- [STATED PROBLEM]
Only lines holding the word "this" should be copied from the material.

========================================

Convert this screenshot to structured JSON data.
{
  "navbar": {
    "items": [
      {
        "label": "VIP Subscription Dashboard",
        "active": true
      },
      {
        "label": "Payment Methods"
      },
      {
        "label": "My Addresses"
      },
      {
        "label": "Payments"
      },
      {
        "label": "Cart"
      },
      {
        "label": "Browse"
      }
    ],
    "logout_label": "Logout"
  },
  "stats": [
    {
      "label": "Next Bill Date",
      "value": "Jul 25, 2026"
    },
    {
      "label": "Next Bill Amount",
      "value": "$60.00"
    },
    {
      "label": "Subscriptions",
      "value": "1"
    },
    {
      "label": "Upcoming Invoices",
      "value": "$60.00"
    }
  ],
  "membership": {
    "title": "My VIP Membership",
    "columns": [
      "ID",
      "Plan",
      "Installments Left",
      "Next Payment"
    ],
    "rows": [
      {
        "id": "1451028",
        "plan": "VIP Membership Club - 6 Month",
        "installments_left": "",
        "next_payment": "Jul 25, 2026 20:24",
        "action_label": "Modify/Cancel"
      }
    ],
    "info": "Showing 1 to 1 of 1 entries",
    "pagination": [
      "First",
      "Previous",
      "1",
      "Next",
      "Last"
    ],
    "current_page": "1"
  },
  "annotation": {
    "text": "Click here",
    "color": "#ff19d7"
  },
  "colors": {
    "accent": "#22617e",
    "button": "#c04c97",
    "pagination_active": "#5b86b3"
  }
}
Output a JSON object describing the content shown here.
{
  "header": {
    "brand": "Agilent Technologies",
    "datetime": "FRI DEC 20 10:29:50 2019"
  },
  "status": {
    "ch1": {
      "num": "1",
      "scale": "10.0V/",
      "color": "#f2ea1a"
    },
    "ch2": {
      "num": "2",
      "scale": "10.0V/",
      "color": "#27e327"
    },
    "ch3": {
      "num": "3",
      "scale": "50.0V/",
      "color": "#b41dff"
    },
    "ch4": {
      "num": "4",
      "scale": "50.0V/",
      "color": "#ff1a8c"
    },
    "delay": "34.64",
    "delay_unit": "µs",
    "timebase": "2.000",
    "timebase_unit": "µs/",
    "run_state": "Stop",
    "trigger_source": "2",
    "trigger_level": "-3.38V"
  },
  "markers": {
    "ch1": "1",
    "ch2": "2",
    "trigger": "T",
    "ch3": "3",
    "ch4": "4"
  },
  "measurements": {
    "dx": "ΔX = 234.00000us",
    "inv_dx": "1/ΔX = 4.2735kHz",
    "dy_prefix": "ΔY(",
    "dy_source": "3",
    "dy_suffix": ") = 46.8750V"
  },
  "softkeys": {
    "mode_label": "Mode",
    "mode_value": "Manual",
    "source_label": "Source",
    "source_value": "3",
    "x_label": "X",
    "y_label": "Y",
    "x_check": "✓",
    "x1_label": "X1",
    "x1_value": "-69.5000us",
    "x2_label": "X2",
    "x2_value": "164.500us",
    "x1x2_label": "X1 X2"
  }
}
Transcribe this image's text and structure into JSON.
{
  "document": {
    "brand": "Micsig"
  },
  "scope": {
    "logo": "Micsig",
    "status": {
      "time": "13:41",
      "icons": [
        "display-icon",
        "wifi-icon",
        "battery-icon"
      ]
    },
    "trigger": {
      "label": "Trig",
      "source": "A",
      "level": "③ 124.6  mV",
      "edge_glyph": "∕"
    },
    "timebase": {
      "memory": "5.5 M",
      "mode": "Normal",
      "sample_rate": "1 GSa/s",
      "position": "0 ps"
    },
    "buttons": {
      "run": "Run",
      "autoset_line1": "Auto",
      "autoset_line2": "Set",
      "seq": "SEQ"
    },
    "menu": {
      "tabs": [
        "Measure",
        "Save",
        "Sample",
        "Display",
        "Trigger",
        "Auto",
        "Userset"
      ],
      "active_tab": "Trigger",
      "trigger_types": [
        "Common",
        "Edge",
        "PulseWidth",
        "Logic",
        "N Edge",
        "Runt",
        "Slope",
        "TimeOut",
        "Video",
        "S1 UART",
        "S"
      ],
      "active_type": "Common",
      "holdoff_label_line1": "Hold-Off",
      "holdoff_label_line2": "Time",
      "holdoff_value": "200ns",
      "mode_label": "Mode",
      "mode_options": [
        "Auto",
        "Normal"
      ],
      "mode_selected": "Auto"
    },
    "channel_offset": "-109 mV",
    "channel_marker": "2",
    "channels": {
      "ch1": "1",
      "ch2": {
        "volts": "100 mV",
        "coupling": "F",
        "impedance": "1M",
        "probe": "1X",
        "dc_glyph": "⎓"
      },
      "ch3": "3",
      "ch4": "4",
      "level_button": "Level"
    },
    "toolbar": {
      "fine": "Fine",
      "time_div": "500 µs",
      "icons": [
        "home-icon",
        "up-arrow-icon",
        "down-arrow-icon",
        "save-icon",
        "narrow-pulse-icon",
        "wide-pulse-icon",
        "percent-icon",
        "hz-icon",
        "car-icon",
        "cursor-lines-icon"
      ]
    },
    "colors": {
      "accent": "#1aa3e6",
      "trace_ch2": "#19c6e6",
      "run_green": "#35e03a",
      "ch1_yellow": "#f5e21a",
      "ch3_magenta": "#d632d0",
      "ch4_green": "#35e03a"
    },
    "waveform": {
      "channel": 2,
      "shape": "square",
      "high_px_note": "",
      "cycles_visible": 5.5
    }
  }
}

========================================

- [FULL SOLUTION]
Convert this screenshot to structured JSON data.
Transcribe this image's text and structure into JSON.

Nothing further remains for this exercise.